■ **PROBLEM DETAILS**
Leave out the pictures and copy each record below exactly.

Figure collection entries:
┄┄┄┄┄┄┄┄┄┄

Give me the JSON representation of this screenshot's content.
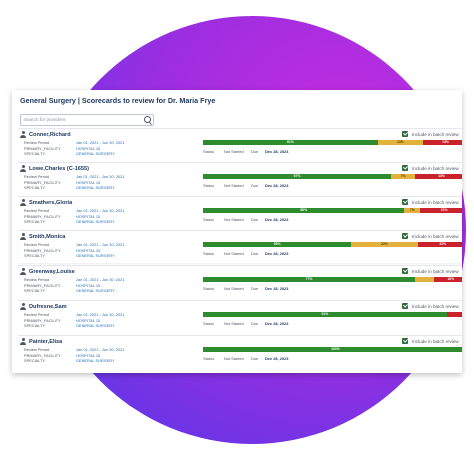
{
  "title": "General Surgery | Scorecards to review for Dr. Maria Frye",
  "search": {
    "placeholder": "Search for providers"
  },
  "labels": {
    "review_period": "Review Period",
    "primary_facility": "PRIMARY_FACILITY",
    "specialty": "SPECIALTY",
    "status": "Status",
    "due": "Due",
    "include": "Include in batch review"
  },
  "colors": {
    "green": "#2e8b2e",
    "yellow": "#e3b23c",
    "red": "#c9222b",
    "accent": "#1f3a63"
  },
  "providers": [
    {
      "name": "Conner,Richard",
      "period": "Jan 01, 2021 - Jun 30, 2021",
      "facility": "HOSPITAL 15",
      "specialty": "GENERAL SURGERY",
      "status": "Not Started",
      "due": "Dec 28, 2023",
      "segments": [
        {
          "color": "green",
          "pct": 66,
          "label": "61%"
        },
        {
          "color": "yellow",
          "pct": 17,
          "label": "13%"
        },
        {
          "color": "red",
          "pct": 17,
          "label": "13%"
        }
      ]
    },
    {
      "name": "Lowe,Charles (C-1655)",
      "period": "Jan 01, 2021 - Jun 30, 2021",
      "facility": "HOSPITAL 15",
      "specialty": "GENERAL SURGERY",
      "status": "Not Started",
      "due": "Dec 28, 2023",
      "segments": [
        {
          "color": "green",
          "pct": 71,
          "label": "67%"
        },
        {
          "color": "yellow",
          "pct": 9,
          "label": "7%"
        },
        {
          "color": "red",
          "pct": 20,
          "label": "13%"
        }
      ]
    },
    {
      "name": "Smathers,Gloria",
      "period": "Jan 01, 2021 - Jun 30, 2021",
      "facility": "HOSPITAL 15",
      "specialty": "GENERAL SURGERY",
      "status": "Not Started",
      "due": "Dec 28, 2023",
      "segments": [
        {
          "color": "green",
          "pct": 76,
          "label": "68%"
        },
        {
          "color": "yellow",
          "pct": 6,
          "label": "7%"
        },
        {
          "color": "red",
          "pct": 18,
          "label": "21%"
        }
      ]
    },
    {
      "name": "Smith,Monica",
      "period": "Jan 01, 2021 - Jun 30, 2021",
      "facility": "HOSPITAL 15",
      "specialty": "GENERAL SURGERY",
      "status": "Not Started",
      "due": "Dec 28, 2023",
      "segments": [
        {
          "color": "green",
          "pct": 56,
          "label": "55%"
        },
        {
          "color": "yellow",
          "pct": 25,
          "label": "22%"
        },
        {
          "color": "red",
          "pct": 19,
          "label": "22%"
        }
      ]
    },
    {
      "name": "Greenway,Louise",
      "period": "Jan 01, 2021 - Jun 30, 2021",
      "facility": "HOSPITAL 15",
      "specialty": "GENERAL SURGERY",
      "status": "Not Started",
      "due": "Dec 28, 2023",
      "segments": [
        {
          "color": "green",
          "pct": 80,
          "label": "77%"
        },
        {
          "color": "yellow",
          "pct": 7,
          "label": ""
        },
        {
          "color": "red",
          "pct": 13,
          "label": "16%"
        }
      ]
    },
    {
      "name": "Dufresne,Sam",
      "period": "Jan 01, 2021 - Jun 30, 2021",
      "facility": "HOSPITAL 15",
      "specialty": "GENERAL SURGERY",
      "status": "Not Started",
      "due": "Dec 28, 2023",
      "segments": [
        {
          "color": "green",
          "pct": 92,
          "label": "91%"
        },
        {
          "color": "red",
          "pct": 8,
          "label": ""
        }
      ]
    },
    {
      "name": "Painter,Elisa",
      "period": "Jan 01, 2021 - Jun 30, 2021",
      "facility": "HOSPITAL 15",
      "specialty": "GENERAL SURGERY",
      "status": "Not Started",
      "due": "Dec 28, 2023",
      "segments": [
        {
          "color": "green",
          "pct": 100,
          "label": "100%"
        }
      ]
    }
  ]
}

┄┄┄┄┄┄┄┄┄┄

■ **EXPECTED OUTPUT**
Give me the JSON representation of this screenshot's content.
{
  "title": "General Surgery | Scorecards to review for Dr. Maria Frye",
  "search": {
    "placeholder": "Search for providers"
  },
  "labels": {
    "review_period": "Review Period",
    "primary_facility": "PRIMARY_FACILITY",
    "specialty": "SPECIALTY",
    "status": "Status",
    "due": "Due",
    "include": "Include in batch review"
  },
  "colors": {
    "green": "#2e8b2e",
    "yellow": "#e3b23c",
    "red": "#c9222b",
    "accent": "#1f3a63"
  },
  "providers": [
    {
      "name": "Conner,Richard",
      "period": "Jan 01, 2021 - Jun 30, 2021",
      "facility": "HOSPITAL 15",
      "specialty": "GENERAL SURGERY",
      "status": "Not Started",
      "due": "Dec 28, 2023",
      "segments": [
        {
          "color": "green",
          "pct": 66,
          "label": "61%"
        },
        {
          "color": "yellow",
          "pct": 17,
          "label": "13%"
        },
        {
          "color": "red",
          "pct": 17,
          "label": "13%"
        }
      ]
    },
    {
      "name": "Lowe,Charles (C-1655)",
      "period": "Jan 01, 2021 - Jun 30, 2021",
      "facility": "HOSPITAL 15",
      "specialty": "GENERAL SURGERY",
      "status": "Not Started",
      "due": "Dec 28, 2023",
      "segments": [
        {
          "color": "green",
          "pct": 71,
          "label": "67%"
        },
        {
          "color": "yellow",
          "pct": 9,
          "label": "7%"
        },
        {
          "color": "red",
          "pct": 20,
          "label": "13%"
        }
      ]
    },
    {
      "name": "Smathers,Gloria",
      "period": "Jan 01, 2021 - Jun 30, 2021",
      "facility": "HOSPITAL 15",
      "specialty": "GENERAL SURGERY",
      "status": "Not Started",
      "due": "Dec 28, 2023",
      "segments": [
        {
          "color": "green",
          "pct": 76,
          "label": "68%"
        },
        {
          "color": "yellow",
          "pct": 6,
          "label": "7%"
        },
        {
          "color": "red",
          "pct": 18,
          "label": "21%"
        }
      ]
    },
    {
      "name": "Smith,Monica",
      "period": "Jan 01, 2021 - Jun 30, 2021",
      "facility": "HOSPITAL 15",
      "specialty": "GENERAL SURGERY",
      "status": "Not Started",
      "due": "Dec 28, 2023",
      "segments": [
        {
          "color": "green",
          "pct": 56,
          "label": "55%"
        },
        {
          "color": "yellow",
          "pct": 25,
          "label": "22%"
        },
        {
          "color": "red",
          "pct": 19,
          "label": "22%"
        }
      ]
    },
    {
      "name": "Greenway,Louise",
      "period": "Jan 01, 2021 - Jun 30, 2021",
      "facility": "HOSPITAL 15",
      "specialty": "GENERAL SURGERY",
      "status": "Not Started",
      "due": "Dec 28, 2023",
      "segments": [
        {
          "color": "green",
          "pct": 80,
          "label": "77%"
        },
        {
          "color": "yellow",
          "pct": 7,
          "label": ""
        },
        {
          "color": "red",
          "pct": 13,
          "label": "16%"
        }
      ]
    },
    {
      "name": "Dufresne,Sam",
      "period": "Jan 01, 2021 - Jun 30, 2021",
      "facility": "HOSPITAL 15",
      "specialty": "GENERAL SURGERY",
      "status": "Not Started",
      "due": "Dec 28, 2023",
      "segments": [
        {
          "color": "green",
          "pct": 92,
          "label": "91%"
        },
        {
          "color": "red",
          "pct": 8,
          "label": ""
        }
      ]
    },
    {
      "name": "Painter,Elisa",
      "period": "Jan 01, 2021 - Jun 30, 2021",
      "facility": "HOSPITAL 15",
      "specialty": "GENERAL SURGERY",
      "status": "Not Started",
      "due": "Dec 28, 2023",
      "segments": [
        {
          "color": "green",
          "pct": 100,
          "label": "100%"
        }
      ]
    }
  ]
}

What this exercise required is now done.